▸ SET TASK:
Reproduce the entries below in full, word for word.

Collected data entries
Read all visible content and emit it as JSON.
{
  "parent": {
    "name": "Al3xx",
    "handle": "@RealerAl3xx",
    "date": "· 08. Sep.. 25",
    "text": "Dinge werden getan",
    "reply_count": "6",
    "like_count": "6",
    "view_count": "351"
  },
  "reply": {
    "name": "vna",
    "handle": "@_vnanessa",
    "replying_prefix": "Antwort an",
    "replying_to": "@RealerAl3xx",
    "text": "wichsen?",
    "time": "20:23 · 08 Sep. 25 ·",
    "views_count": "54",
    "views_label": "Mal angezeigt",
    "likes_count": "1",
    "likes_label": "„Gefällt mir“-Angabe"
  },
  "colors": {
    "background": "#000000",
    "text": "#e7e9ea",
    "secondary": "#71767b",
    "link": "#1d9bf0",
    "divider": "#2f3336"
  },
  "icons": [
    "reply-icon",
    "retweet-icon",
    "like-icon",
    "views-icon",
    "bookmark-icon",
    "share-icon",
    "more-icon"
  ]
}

▸ EXERCISE ANSWER:
Read all visible content and emit it as JSON.
{
  "parent": {
    "name": "Al3xx",
    "handle": "@RealerAl3xx",
    "date": "· 08. Sep.. 25",
    "text": "Dinge werden getan",
    "reply_count": "6",
    "like_count": "6",
    "view_count": "351"
  },
  "reply": {
    "name": "vna",
    "handle": "@_vnanessa",
    "replying_prefix": "Antwort an",
    "replying_to": "@RealerAl3xx",
    "text": "wichsen?",
    "time": "20:23 · 08 Sep. 25 ·",
    "views_count": "54",
    "views_label": "Mal angezeigt",
    "likes_count": "1",
    "likes_label": "„Gefällt mir“-Angabe"
  },
  "colors": {
    "background": "#000000",
    "text": "#e7e9ea",
    "secondary": "#71767b",
    "link": "#1d9bf0",
    "divider": "#2f3336"
  },
  "icons": [
    "reply-icon",
    "retweet-icon",
    "like-icon",
    "views-icon",
    "bookmark-icon",
    "share-icon",
    "more-icon"
  ]
}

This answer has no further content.